== INFORMATION PROVIDED ==
--------------------

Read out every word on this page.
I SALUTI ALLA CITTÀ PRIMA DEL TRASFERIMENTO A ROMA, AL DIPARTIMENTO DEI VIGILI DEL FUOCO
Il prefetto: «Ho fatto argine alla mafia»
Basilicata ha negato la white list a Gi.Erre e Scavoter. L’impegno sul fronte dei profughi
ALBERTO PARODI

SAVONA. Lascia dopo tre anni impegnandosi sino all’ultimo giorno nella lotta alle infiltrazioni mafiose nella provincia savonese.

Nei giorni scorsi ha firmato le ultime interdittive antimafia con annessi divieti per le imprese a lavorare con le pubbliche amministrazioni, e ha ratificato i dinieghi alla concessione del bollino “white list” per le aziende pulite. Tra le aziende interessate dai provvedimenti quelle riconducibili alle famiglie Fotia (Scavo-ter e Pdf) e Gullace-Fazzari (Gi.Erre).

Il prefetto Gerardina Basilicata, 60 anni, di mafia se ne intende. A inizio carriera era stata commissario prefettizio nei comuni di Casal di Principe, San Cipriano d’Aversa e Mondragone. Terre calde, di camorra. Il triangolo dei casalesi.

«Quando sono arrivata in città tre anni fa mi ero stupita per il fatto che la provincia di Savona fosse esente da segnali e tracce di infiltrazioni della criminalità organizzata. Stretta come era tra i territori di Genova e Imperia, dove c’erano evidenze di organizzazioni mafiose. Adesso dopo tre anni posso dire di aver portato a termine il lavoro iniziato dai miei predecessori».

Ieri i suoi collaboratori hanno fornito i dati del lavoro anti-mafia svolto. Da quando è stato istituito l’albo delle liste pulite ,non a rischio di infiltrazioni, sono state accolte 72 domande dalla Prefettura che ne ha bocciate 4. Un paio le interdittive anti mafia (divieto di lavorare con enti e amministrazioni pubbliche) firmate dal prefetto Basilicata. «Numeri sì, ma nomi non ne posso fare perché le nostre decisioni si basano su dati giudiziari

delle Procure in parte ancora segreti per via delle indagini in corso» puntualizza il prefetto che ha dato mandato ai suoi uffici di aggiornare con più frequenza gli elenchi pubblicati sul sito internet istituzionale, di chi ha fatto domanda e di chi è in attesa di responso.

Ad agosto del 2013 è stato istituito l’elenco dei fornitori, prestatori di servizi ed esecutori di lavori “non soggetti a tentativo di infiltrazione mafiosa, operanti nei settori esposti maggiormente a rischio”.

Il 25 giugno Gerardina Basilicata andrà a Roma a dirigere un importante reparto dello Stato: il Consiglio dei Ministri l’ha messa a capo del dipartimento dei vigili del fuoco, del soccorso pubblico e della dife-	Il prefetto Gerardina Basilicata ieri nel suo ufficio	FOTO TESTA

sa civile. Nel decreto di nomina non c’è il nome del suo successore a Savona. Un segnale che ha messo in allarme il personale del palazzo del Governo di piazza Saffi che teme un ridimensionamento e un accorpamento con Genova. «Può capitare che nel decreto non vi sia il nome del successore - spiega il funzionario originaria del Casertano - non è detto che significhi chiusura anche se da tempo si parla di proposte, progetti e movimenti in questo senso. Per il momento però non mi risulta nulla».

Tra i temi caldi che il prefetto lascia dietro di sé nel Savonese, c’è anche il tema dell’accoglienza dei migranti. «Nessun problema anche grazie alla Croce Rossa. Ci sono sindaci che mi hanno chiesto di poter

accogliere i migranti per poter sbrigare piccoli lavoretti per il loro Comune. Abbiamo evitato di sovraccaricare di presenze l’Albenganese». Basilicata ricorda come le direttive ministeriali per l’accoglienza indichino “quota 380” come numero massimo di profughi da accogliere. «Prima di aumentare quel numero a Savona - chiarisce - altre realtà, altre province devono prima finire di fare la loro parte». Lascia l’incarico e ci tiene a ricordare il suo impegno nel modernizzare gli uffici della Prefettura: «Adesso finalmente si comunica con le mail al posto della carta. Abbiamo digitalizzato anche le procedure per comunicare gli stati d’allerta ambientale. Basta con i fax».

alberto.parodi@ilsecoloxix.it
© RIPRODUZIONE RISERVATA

--------------------

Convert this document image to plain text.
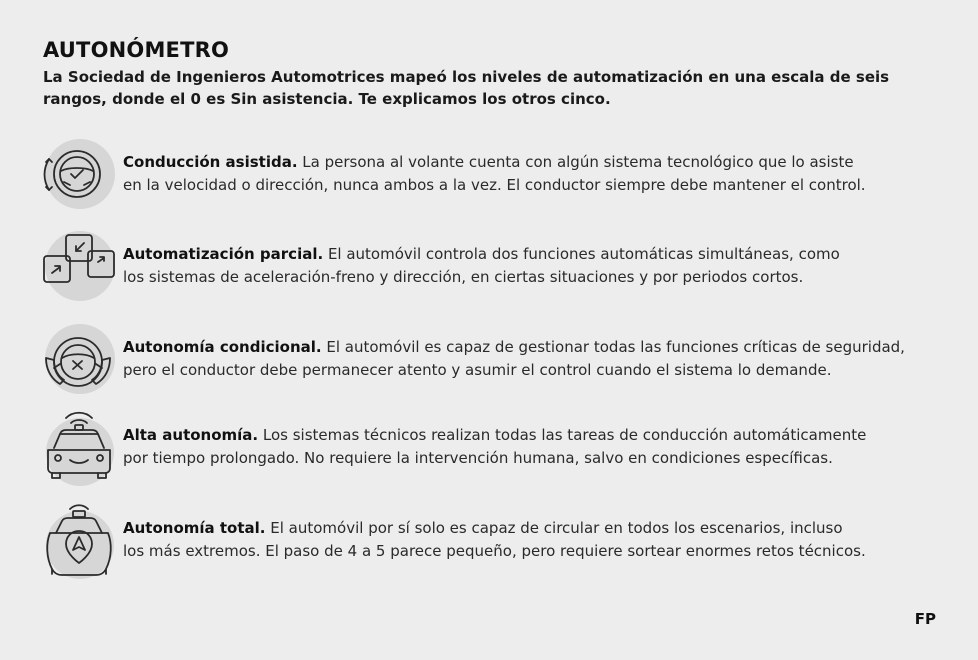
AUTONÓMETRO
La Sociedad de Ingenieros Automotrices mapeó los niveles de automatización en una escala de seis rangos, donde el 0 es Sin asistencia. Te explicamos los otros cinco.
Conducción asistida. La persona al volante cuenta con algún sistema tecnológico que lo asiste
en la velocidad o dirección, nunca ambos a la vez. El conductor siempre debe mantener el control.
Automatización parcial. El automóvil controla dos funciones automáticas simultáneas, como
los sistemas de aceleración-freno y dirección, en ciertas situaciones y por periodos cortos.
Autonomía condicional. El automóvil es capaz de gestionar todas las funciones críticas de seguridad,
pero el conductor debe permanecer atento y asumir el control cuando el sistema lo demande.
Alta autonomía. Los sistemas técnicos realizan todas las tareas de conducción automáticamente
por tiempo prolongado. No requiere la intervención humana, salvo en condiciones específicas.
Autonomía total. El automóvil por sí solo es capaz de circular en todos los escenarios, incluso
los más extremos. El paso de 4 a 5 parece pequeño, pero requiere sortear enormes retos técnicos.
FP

--------------------

== REQUIREMENTS ==
Tell how many lines hold the string "this", giving the number and nothing else.

== COMPLETE ANSWER ==
2